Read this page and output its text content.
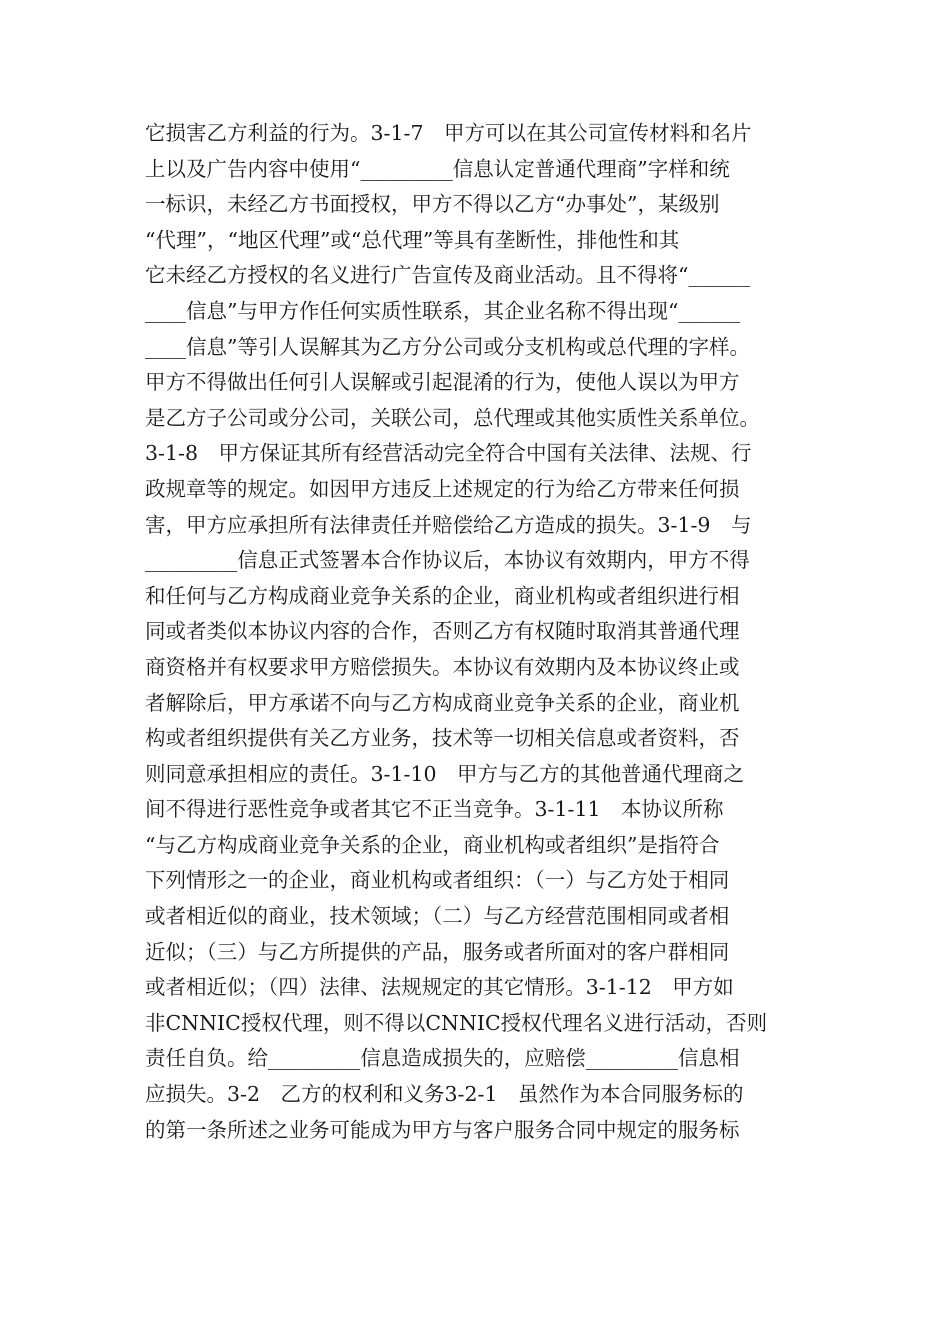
它损害乙方利益的行为。3-1-7　甲方可以在其公司宣传材料和名片
上以及广告内容中使用“_________信息认定普通代理商”字样和统
一标识，未经乙方书面授权，甲方不得以乙方“办事处”，某级别
“代理”，“地区代理”或“总代理”等具有垄断性，排他性和其
它未经乙方授权的名义进行广告宣传及商业活动。且不得将“______
____信息”与甲方作任何实质性联系，其企业名称不得出现“______
____信息”等引人误解其为乙方分公司或分支机构或总代理的字样。
甲方不得做出任何引人误解或引起混淆的行为，使他人误以为甲方
是乙方子公司或分公司，关联公司，总代理或其他实质性关系单位。
3-1-8　甲方保证其所有经营活动完全符合中国有关法律、法规、行
政规章等的规定。如因甲方违反上述规定的行为给乙方带来任何损
害，甲方应承担所有法律责任并赔偿给乙方造成的损失。3-1-9　与
_________信息正式签署本合作协议后，本协议有效期内，甲方不得
和任何与乙方构成商业竞争关系的企业，商业机构或者组织进行相
同或者类似本协议内容的合作，否则乙方有权随时取消其普通代理
商资格并有权要求甲方赔偿损失。本协议有效期内及本协议终止或
者解除后，甲方承诺不向与乙方构成商业竞争关系的企业，商业机
构或者组织提供有关乙方业务，技术等一切相关信息或者资料，否
则同意承担相应的责任。3-1-10　甲方与乙方的其他普通代理商之
间不得进行恶性竞争或者其它不正当竞争。3-1-11　本协议所称
“与乙方构成商业竞争关系的企业，商业机构或者组织”是指符合
下列情形之一的企业，商业机构或者组织：（一）与乙方处于相同
或者相近似的商业，技术领域；（二）与乙方经营范围相同或者相
近似；（三）与乙方所提供的产品，服务或者所面对的客户群相同
或者相近似；（四）法律、法规规定的其它情形。3-1-12　甲方如
非CNNIC授权代理，则不得以CNNIC授权代理名义进行活动，否则
责任自负。给_________信息造成损失的，应赔偿_________信息相
应损失。3-2　乙方的权利和义务3-2-1　虽然作为本合同服务标的
的第一条所述之业务可能成为甲方与客户服务合同中规定的服务标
- - -
WRITTEN INSTRUCTION >> All records must be output exactly as they are, except for the pictures, which are left out.

RESULT BELOW >>
Read this page and output its text content.
它损害乙方利益的行为。3-1-7　甲方可以在其公司宣传材料和名片
上以及广告内容中使用“_________信息认定普通代理商”字样和统
一标识，未经乙方书面授权，甲方不得以乙方“办事处”，某级别
“代理”，“地区代理”或“总代理”等具有垄断性，排他性和其
它未经乙方授权的名义进行广告宣传及商业活动。且不得将“______
____信息”与甲方作任何实质性联系，其企业名称不得出现“______
____信息”等引人误解其为乙方分公司或分支机构或总代理的字样。
甲方不得做出任何引人误解或引起混淆的行为，使他人误以为甲方
是乙方子公司或分公司，关联公司，总代理或其他实质性关系单位。
3-1-8　甲方保证其所有经营活动完全符合中国有关法律、法规、行
政规章等的规定。如因甲方违反上述规定的行为给乙方带来任何损
害，甲方应承担所有法律责任并赔偿给乙方造成的损失。3-1-9　与
_________信息正式签署本合作协议后，本协议有效期内，甲方不得
和任何与乙方构成商业竞争关系的企业，商业机构或者组织进行相
同或者类似本协议内容的合作，否则乙方有权随时取消其普通代理
商资格并有权要求甲方赔偿损失。本协议有效期内及本协议终止或
者解除后，甲方承诺不向与乙方构成商业竞争关系的企业，商业机
构或者组织提供有关乙方业务，技术等一切相关信息或者资料，否
则同意承担相应的责任。3-1-10　甲方与乙方的其他普通代理商之
间不得进行恶性竞争或者其它不正当竞争。3-1-11　本协议所称
“与乙方构成商业竞争关系的企业，商业机构或者组织”是指符合
下列情形之一的企业，商业机构或者组织：（一）与乙方处于相同
或者相近似的商业，技术领域；（二）与乙方经营范围相同或者相
近似；（三）与乙方所提供的产品，服务或者所面对的客户群相同
或者相近似；（四）法律、法规规定的其它情形。3-1-12　甲方如
非CNNIC授权代理，则不得以CNNIC授权代理名义进行活动，否则
责任自负。给_________信息造成损失的，应赔偿_________信息相
应损失。3-2　乙方的权利和义务3-2-1　虽然作为本合同服务标的
的第一条所述之业务可能成为甲方与客户服务合同中规定的服务标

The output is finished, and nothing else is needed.